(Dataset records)
====================
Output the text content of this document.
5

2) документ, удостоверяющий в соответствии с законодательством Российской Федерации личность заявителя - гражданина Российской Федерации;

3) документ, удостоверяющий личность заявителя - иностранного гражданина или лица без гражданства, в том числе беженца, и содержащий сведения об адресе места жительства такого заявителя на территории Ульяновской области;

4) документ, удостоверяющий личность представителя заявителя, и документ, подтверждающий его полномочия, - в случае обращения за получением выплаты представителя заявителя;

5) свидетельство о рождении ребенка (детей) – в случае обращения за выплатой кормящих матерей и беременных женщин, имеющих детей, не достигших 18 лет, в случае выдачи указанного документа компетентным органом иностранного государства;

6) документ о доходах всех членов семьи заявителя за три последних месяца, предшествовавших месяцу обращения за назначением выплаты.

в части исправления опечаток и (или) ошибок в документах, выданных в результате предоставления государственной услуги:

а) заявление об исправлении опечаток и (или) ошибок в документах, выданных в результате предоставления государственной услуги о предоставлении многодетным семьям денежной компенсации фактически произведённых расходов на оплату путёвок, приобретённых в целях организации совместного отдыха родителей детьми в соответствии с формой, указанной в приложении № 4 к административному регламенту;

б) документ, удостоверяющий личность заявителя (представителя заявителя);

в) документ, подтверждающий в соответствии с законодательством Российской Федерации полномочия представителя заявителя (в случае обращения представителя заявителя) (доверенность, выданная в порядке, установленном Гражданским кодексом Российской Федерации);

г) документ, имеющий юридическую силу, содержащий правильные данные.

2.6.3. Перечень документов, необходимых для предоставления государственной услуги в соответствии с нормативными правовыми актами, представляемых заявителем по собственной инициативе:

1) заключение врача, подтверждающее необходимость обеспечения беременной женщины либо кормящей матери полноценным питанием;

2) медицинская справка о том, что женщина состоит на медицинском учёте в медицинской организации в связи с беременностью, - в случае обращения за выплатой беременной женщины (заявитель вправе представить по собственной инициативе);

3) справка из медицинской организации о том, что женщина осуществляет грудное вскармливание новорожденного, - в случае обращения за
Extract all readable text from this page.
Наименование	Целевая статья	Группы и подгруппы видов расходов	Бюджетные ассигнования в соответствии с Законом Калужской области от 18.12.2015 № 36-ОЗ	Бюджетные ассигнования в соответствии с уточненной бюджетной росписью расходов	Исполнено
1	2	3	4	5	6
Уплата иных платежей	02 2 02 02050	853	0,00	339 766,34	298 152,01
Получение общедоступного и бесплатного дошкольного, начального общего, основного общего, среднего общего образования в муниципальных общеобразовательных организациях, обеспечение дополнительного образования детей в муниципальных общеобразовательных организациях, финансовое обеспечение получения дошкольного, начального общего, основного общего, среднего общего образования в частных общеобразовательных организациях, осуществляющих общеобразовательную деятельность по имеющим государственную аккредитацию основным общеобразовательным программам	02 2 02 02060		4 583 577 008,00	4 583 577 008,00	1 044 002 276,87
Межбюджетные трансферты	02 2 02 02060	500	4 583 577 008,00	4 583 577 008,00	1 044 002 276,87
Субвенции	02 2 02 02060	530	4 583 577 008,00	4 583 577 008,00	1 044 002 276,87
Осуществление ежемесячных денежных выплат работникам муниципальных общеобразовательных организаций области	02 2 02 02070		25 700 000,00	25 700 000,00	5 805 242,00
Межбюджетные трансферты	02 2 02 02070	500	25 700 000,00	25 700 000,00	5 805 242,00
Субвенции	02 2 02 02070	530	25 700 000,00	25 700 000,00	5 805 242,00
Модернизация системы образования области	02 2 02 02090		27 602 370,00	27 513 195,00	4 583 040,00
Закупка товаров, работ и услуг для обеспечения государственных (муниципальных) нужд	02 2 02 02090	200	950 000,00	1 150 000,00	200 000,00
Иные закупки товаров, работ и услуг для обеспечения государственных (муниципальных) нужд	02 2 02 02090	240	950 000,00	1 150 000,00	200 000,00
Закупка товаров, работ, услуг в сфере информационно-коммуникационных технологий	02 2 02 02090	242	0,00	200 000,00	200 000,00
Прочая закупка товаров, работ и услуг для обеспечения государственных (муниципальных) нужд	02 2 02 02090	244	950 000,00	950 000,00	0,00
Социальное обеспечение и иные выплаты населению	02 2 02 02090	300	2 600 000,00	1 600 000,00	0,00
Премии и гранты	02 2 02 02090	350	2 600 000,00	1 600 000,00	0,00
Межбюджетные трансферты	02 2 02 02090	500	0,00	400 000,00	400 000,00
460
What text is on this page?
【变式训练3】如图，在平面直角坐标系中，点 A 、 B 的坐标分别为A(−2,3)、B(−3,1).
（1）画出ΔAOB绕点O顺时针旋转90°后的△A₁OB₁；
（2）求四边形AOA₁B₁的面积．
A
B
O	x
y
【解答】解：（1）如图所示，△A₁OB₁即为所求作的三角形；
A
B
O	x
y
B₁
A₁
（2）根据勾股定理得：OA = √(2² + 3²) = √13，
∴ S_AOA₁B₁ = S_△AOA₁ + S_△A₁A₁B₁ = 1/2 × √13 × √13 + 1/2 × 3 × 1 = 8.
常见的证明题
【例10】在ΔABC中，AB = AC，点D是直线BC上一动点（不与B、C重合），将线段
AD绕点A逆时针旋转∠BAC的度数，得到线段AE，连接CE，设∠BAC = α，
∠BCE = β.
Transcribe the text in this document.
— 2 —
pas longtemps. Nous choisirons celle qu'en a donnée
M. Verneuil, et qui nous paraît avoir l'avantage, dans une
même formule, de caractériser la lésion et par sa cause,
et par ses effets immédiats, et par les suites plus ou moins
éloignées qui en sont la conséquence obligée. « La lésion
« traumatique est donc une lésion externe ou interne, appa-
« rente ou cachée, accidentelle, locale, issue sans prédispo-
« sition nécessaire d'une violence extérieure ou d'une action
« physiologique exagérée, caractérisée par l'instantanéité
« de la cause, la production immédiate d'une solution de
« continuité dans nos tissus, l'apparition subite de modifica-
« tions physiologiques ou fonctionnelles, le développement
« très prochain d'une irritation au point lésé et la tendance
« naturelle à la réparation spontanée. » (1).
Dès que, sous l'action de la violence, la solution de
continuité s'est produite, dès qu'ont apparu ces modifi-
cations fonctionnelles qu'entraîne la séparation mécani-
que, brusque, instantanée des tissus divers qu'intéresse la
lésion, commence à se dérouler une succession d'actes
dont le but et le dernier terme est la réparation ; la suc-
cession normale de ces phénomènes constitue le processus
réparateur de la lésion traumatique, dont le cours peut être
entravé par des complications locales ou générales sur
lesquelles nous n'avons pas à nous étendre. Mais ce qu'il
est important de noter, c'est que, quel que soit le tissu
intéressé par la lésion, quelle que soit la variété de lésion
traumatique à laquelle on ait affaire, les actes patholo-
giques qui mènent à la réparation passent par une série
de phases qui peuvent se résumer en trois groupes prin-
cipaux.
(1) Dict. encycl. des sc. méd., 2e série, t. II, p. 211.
====================
Exercise description
Reproduce the full listing above, character for character.

Output
Output the text content of this document.
5

2) документ, удостоверяющий в соответствии с законодательством Российской Федерации личность заявителя - гражданина Российской Федерации;

3) документ, удостоверяющий личность заявителя - иностранного гражданина или лица без гражданства, в том числе беженца, и содержащий сведения об адресе места жительства такого заявителя на территории Ульяновской области;

4) документ, удостоверяющий личность представителя заявителя, и документ, подтверждающий его полномочия, - в случае обращения за получением выплаты представителя заявителя;

5) свидетельство о рождении ребенка (детей) – в случае обращения за выплатой кормящих матерей и беременных женщин, имеющих детей, не достигших 18 лет, в случае выдачи указанного документа компетентным органом иностранного государства;

6) документ о доходах всех членов семьи заявителя за три последних месяца, предшествовавших месяцу обращения за назначением выплаты.

в части исправления опечаток и (или) ошибок в документах, выданных в результате предоставления государственной услуги:

а) заявление об исправлении опечаток и (или) ошибок в документах, выданных в результате предоставления государственной услуги о предоставлении многодетным семьям денежной компенсации фактически произведённых расходов на оплату путёвок, приобретённых в целях организации совместного отдыха родителей детьми в соответствии с формой, указанной в приложении № 4 к административному регламенту;

б) документ, удостоверяющий личность заявителя (представителя заявителя);

в) документ, подтверждающий в соответствии с законодательством Российской Федерации полномочия представителя заявителя (в случае обращения представителя заявителя) (доверенность, выданная в порядке, установленном Гражданским кодексом Российской Федерации);

г) документ, имеющий юридическую силу, содержащий правильные данные.

2.6.3. Перечень документов, необходимых для предоставления государственной услуги в соответствии с нормативными правовыми актами, представляемых заявителем по собственной инициативе:

1) заключение врача, подтверждающее необходимость обеспечения беременной женщины либо кормящей матери полноценным питанием;

2) медицинская справка о том, что женщина состоит на медицинском учёте в медицинской организации в связи с беременностью, - в случае обращения за выплатой беременной женщины (заявитель вправе представить по собственной инициативе);

3) справка из медицинской организации о том, что женщина осуществляет грудное вскармливание новорожденного, - в случае обращения за
Extract all readable text from this page.
Наименование	Целевая статья	Группы и подгруппы видов расходов	Бюджетные ассигнования в соответствии с Законом Калужской области от 18.12.2015 № 36-ОЗ	Бюджетные ассигнования в соответствии с уточненной бюджетной росписью расходов	Исполнено
1	2	3	4	5	6
Уплата иных платежей	02 2 02 02050	853	0,00	339 766,34	298 152,01
Получение общедоступного и бесплатного дошкольного, начального общего, основного общего, среднего общего образования в муниципальных общеобразовательных организациях, обеспечение дополнительного образования детей в муниципальных общеобразовательных организациях, финансовое обеспечение получения дошкольного, начального общего, основного общего, среднего общего образования в частных общеобразовательных организациях, осуществляющих общеобразовательную деятельность по имеющим государственную аккредитацию основным общеобразовательным программам	02 2 02 02060		4 583 577 008,00	4 583 577 008,00	1 044 002 276,87
Межбюджетные трансферты	02 2 02 02060	500	4 583 577 008,00	4 583 577 008,00	1 044 002 276,87
Субвенции	02 2 02 02060	530	4 583 577 008,00	4 583 577 008,00	1 044 002 276,87
Осуществление ежемесячных денежных выплат работникам муниципальных общеобразовательных организаций области	02 2 02 02070		25 700 000,00	25 700 000,00	5 805 242,00
Межбюджетные трансферты	02 2 02 02070	500	25 700 000,00	25 700 000,00	5 805 242,00
Субвенции	02 2 02 02070	530	25 700 000,00	25 700 000,00	5 805 242,00
Модернизация системы образования области	02 2 02 02090		27 602 370,00	27 513 195,00	4 583 040,00
Закупка товаров, работ и услуг для обеспечения государственных (муниципальных) нужд	02 2 02 02090	200	950 000,00	1 150 000,00	200 000,00
Иные закупки товаров, работ и услуг для обеспечения государственных (муниципальных) нужд	02 2 02 02090	240	950 000,00	1 150 000,00	200 000,00
Закупка товаров, работ, услуг в сфере информационно-коммуникационных технологий	02 2 02 02090	242	0,00	200 000,00	200 000,00
Прочая закупка товаров, работ и услуг для обеспечения государственных (муниципальных) нужд	02 2 02 02090	244	950 000,00	950 000,00	0,00
Социальное обеспечение и иные выплаты населению	02 2 02 02090	300	2 600 000,00	1 600 000,00	0,00
Премии и гранты	02 2 02 02090	350	2 600 000,00	1 600 000,00	0,00
Межбюджетные трансферты	02 2 02 02090	500	0,00	400 000,00	400 000,00
460
What text is on this page?
【变式训练3】如图，在平面直角坐标系中，点 A 、 B 的坐标分别为A(−2,3)、B(−3,1).
（1）画出ΔAOB绕点O顺时针旋转90°后的△A₁OB₁；
（2）求四边形AOA₁B₁的面积．
A
B
O	x
y
【解答】解：（1）如图所示，△A₁OB₁即为所求作的三角形；
A
B
O	x
y
B₁
A₁
（2）根据勾股定理得：OA = √(2² + 3²) = √13，
∴ S_AOA₁B₁ = S_△AOA₁ + S_△A₁A₁B₁ = 1/2 × √13 × √13 + 1/2 × 3 × 1 = 8.
常见的证明题
【例10】在ΔABC中，AB = AC，点D是直线BC上一动点（不与B、C重合），将线段
AD绕点A逆时针旋转∠BAC的度数，得到线段AE，连接CE，设∠BAC = α，
∠BCE = β.
Transcribe the text in this document.
— 2 —
pas longtemps. Nous choisirons celle qu'en a donnée
M. Verneuil, et qui nous paraît avoir l'avantage, dans une
même formule, de caractériser la lésion et par sa cause,
et par ses effets immédiats, et par les suites plus ou moins
éloignées qui en sont la conséquence obligée. « La lésion
« traumatique est donc une lésion externe ou interne, appa-
« rente ou cachée, accidentelle, locale, issue sans prédispo-
« sition nécessaire d'une violence extérieure ou d'une action
« physiologique exagérée, caractérisée par l'instantanéité
« de la cause, la production immédiate d'une solution de
« continuité dans nos tissus, l'apparition subite de modifica-
« tions physiologiques ou fonctionnelles, le développement
« très prochain d'une irritation au point lésé et la tendance
« naturelle à la réparation spontanée. » (1).
Dès que, sous l'action de la violence, la solution de
continuité s'est produite, dès qu'ont apparu ces modifi-
cations fonctionnelles qu'entraîne la séparation mécani-
que, brusque, instantanée des tissus divers qu'intéresse la
lésion, commence à se dérouler une succession d'actes
dont le but et le dernier terme est la réparation ; la suc-
cession normale de ces phénomènes constitue le processus
réparateur de la lésion traumatique, dont le cours peut être
entravé par des complications locales ou générales sur
lesquelles nous n'avons pas à nous étendre. Mais ce qu'il
est important de noter, c'est que, quel que soit le tissu
intéressé par la lésion, quelle que soit la variété de lésion
traumatique à laquelle on ait affaire, les actes patholo-
giques qui mènent à la réparation passent par une série
de phases qui peuvent se résumer en trois groupes prin-
cipaux.
(1) Dict. encycl. des sc. méd., 2e série, t. II, p. 211.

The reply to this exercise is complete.